BEGIN SOURCE DOCUMENT

Sir: The furore over the BBC has focused on several specific allegations of bias (Aitken, Panorama, Clause IV conference), but there are larger issues of principle at stake. In December 1993, I began a correspondence with the BBC that has revealed that it applies lower standards of impartiality to itself than were laid down for Independent Television and Radio by Parliament in 1990.

In the 1960s, the requirement for controversial subjects to be treated with "due impartiality" was weakened. Instead of being required within each individual programme, impartiality could also be applied to "a series of programmes considered as a whole".In 1990, the then Independent Broadcasting Authority (IBA) unsuccessfully recommended that this weakened provision should be further diluted to the point of fatuity: instead of impartiality over a series, impartiality over the entire output of a broadcasting service should be the sole requirement.

When the Broadcasting Bill went through its committee stage, the responsible minister, David Mellor, categorically stated that:

The IBA preference for the service to be `taken as a whole' is much too wide and could render the provision meaningless' (Standing Committee F, Official Report, 30 January 1990, Col. 417)

END SOURCE DOCUMENT
BEGIN ITEMS

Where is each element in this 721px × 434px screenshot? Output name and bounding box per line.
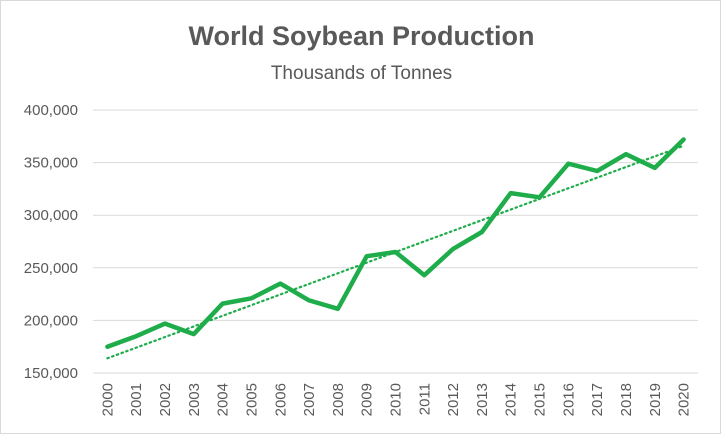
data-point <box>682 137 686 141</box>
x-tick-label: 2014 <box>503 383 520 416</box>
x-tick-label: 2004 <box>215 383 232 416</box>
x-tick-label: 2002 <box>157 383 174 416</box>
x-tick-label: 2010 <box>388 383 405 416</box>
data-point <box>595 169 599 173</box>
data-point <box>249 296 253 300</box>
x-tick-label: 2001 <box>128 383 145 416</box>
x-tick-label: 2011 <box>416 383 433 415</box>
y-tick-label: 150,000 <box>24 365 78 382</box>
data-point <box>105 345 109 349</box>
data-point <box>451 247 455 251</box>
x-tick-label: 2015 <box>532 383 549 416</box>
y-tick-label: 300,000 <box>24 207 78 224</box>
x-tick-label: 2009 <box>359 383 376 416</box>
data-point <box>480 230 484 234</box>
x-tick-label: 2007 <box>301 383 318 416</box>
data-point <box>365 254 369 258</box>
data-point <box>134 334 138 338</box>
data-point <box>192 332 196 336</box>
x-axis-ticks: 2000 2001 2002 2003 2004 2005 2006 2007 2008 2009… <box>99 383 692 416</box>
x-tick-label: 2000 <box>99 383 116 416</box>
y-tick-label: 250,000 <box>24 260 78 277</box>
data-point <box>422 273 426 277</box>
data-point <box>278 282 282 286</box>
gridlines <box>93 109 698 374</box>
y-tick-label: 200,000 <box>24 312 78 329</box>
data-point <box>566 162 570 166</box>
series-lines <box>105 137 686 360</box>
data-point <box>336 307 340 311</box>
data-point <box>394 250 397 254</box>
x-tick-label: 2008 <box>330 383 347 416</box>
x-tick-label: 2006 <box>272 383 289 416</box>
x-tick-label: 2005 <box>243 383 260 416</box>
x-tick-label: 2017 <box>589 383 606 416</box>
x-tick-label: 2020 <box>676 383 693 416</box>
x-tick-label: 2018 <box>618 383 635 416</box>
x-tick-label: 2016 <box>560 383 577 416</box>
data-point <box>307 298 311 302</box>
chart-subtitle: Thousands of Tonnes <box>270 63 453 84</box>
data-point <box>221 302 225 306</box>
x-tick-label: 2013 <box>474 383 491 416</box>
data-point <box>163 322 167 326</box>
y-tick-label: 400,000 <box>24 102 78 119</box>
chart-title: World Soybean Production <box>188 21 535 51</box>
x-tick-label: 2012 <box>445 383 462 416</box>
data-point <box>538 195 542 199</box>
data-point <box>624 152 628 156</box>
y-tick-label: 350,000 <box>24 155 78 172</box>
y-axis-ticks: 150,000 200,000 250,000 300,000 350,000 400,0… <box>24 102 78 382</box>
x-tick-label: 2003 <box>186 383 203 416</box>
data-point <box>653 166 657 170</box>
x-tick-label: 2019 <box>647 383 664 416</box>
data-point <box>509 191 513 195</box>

END ITEMS

Continue the letter about BBC impartiality, starting after its last sentence.

▸ **RIGHT ANSWER**:
Independent television and radio thus remain obliged to achieve impartiality either in each programme or in each programme series. It therefore remains possible to monitor each programme or series of programmes to see if the fairness requirement is being met - something that would have become a physical impossibility if an entire broadcasting channel had to be "considered as a whole".

The BBC is supposed to take "due cognizance"' of the impartiality provisions laid down for its independent counterparts in the 1990 Act. It refuses to do so. Its Secretary, Michael Stevenson, has admitted to me, in a letter dated 28 June 1994, that the Corporation

can and does publish programmes containing committed opinion. These, however, figure in the context of the BBC's output as a whole, in which all significant strands of opinion are reflected over time. [italics added]

In subsequent correspondence, Mr Stevenson has failed to acknowledge that the BBC should be guided by the criteria set out in the 1990 Act. This means that the Corporation's commitment to observe "due impartiality" in theory is totally meaningless in practice.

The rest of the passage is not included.